** Begin Text section **

Background
Following useful discussions, and help that I received from the SO colleagues with respect to:
- the efficient use of the
cut2
function in the Hmisc package, - ordering messy string vectors,
- creating pretty breaks
- and handling formatting
I have combined a convenience function. That takes a numeric vector and generates factored vector pertaining to groups.
Function
The body of the function is given below.
nice.cuts <- function(variable, cuts = 10, thousands.separator = FALSE) {
# Load required packages (useful when used independently of context)
Vectorize(require)(package = c("gsubfn", "Hmisc", "scales"),
character.only = TRUE)
# Destring this variable
destring <- function(x) {
## convert factor to strings
if (is.character(x)) {
as.numeric(x)
} else if (is.factor(x)) {
as.numeric(levels(x))[x]
} else if (is.numeric(x)) {
x
} else {
stop("could not convert to numeric")
}
}
# Apply function
variable <- destring(variable)
# Check whether to disable scientific notation
if (mean(variable) > 100000) {
options(scipen = 999)
} else {
options(scipen = 0)
}
# Create pretty breaks
cut_breaks <- pretty_breaks(n = cuts)(variable)
# Round it two decimal places
variable <- round(variable, digits = 2)
# Develop cuts according to the provided object
cuts_variable <- cut2(x = variable, cuts = cut_breaks)
# Check if variable is total or with decimals
if (all(cut_breaks %% 1 == 0)) {
# Variable is integer
clean_cuts <- gsubfn('\\[\\s*(\\d+),\\s*(\\d+)[^0-9]+',
~paste0(x, '-',as.numeric(y)-1),
as.character(cuts_variable))
} else {
# Variable is not integer
# Create clean cuts
clean_cuts <- gsubfn('\\[\\s*([0-9]+\\.*[0-9]*),\\s*(\\d+\\.\\d+).*',
~paste0(x, '-', as.numeric(y)- 0.01),
as.character(cuts_variable))
}
# Clean Inf
clean_cuts <- gsub("Inf", max(variable), clean_cuts)
# Clean punctuation
clean_cuts <- sub("\\[(.*), (.*)\\]", "\\1 - \\2", clean_cuts)
# Replace strings with spaces
clean_cuts <- gsub("-"," - ",clean_cuts, fixed = TRUE)
# Trim white spaces
clean_cuts <- trimws(clean_cuts)
# Order factor before returning
clean_cuts <- factor(clean_cuts, levels = unique(clean_cuts[order(variable)]))
if (thousands.separator == TRUE) {
levels(clean_cuts) <- sapply(strsplit(levels(clean_cuts), " - "),
function(x) paste(prettyNum(x,
big.mark = ",",
preserve.width = "none"),
collapse = " - "))
}
# Return
return(clean_cuts)
}
Results
The function is extremely useful when generating factors used for mapping. For example for the following values:
set.seed(1)
dta <- data.frame(values=floor(runif(100, 10000,90000)))

** End Text section **
** Begin Provided information **

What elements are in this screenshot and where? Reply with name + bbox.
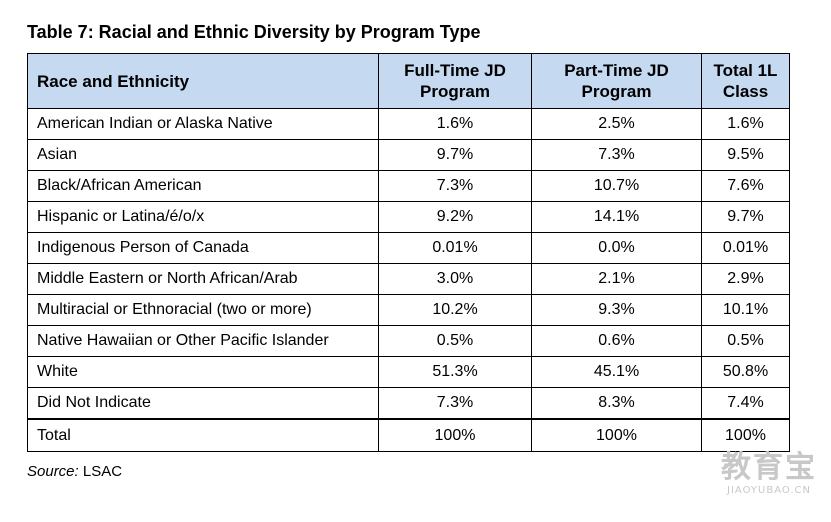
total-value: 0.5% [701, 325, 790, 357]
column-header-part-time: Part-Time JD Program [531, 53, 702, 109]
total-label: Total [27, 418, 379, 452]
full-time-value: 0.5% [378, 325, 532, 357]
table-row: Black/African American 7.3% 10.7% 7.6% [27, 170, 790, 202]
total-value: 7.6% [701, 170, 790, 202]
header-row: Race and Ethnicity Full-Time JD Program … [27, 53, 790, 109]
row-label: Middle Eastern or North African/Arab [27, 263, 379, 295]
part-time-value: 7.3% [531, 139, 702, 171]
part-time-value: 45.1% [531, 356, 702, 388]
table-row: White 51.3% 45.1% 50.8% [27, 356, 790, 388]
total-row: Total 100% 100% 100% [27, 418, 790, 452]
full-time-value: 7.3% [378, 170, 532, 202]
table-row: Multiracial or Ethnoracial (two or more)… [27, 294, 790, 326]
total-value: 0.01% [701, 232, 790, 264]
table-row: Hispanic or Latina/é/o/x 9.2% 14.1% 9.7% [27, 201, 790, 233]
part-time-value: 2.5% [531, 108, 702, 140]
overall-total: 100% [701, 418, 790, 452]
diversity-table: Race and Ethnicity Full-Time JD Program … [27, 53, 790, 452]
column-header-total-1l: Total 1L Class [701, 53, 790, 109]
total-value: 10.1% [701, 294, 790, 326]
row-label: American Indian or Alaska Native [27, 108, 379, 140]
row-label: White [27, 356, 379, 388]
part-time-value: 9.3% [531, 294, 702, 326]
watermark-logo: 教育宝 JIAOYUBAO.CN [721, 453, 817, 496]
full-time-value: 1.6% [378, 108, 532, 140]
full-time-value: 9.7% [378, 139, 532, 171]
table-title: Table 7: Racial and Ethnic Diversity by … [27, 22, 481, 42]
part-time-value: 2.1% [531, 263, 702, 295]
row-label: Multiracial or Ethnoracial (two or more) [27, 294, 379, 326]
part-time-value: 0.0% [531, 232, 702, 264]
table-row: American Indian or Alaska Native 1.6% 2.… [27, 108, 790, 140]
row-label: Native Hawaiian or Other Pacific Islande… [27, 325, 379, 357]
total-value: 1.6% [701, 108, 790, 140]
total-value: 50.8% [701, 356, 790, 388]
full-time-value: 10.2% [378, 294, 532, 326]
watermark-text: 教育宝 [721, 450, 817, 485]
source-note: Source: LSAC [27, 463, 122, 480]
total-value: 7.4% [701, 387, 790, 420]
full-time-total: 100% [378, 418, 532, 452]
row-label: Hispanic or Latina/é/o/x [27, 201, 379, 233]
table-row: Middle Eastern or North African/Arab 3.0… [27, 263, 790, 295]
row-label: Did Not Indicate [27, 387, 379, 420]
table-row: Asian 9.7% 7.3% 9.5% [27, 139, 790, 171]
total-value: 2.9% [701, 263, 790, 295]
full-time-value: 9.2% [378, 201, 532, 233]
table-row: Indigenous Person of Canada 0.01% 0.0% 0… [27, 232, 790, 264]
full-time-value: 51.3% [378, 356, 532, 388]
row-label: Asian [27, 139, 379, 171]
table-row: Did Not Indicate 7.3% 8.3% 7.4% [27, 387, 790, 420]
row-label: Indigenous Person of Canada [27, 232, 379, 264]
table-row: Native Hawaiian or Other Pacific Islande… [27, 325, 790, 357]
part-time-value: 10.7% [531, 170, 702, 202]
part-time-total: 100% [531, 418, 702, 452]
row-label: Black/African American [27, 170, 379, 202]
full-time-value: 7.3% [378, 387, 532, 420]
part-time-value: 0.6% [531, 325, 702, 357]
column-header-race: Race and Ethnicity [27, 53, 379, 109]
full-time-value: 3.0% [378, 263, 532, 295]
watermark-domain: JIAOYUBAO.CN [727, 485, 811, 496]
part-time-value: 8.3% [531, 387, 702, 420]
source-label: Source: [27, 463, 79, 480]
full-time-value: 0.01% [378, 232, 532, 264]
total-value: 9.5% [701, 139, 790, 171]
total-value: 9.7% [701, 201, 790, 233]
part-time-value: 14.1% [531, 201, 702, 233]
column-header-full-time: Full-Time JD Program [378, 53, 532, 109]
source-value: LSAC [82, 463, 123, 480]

** End Provided information **

Work to do:
- 1) Reproduce the nice.cuts text word for word between "# Check whether" and "digits = 2)", inclusive.
- 2) In the nice.cuts text, which three packages does the function load at the start?
- 3) Check each statement against the nice.cuts text and mark it yes or no, quoting the words that decide it. (a) The function makes 10 cuts by default. (b) The destring helper turns a character vector into numbers with as.integer. (c) The thousands separator is switched on by default.

Answers for the exercise:
- 1)
# Check whether to disable scientific notation
if (mean(variable) > 100000) {
options(scipen = 999)
} else {
options(scipen = 0)
}
# Create pretty breaks
cut_breaks <- pretty_breaks(n = cuts)(variable)
# Round it two decimal places
variable <- round(variable, digits = 2)

- 2) gsubfn, Hmisc, and scales.

- 3)
(a) Yes: "cuts = 10"
(b) No: "if (is.character(x)) {
as.numeric(x)"
(c) No: "thousands.separator = FALSE"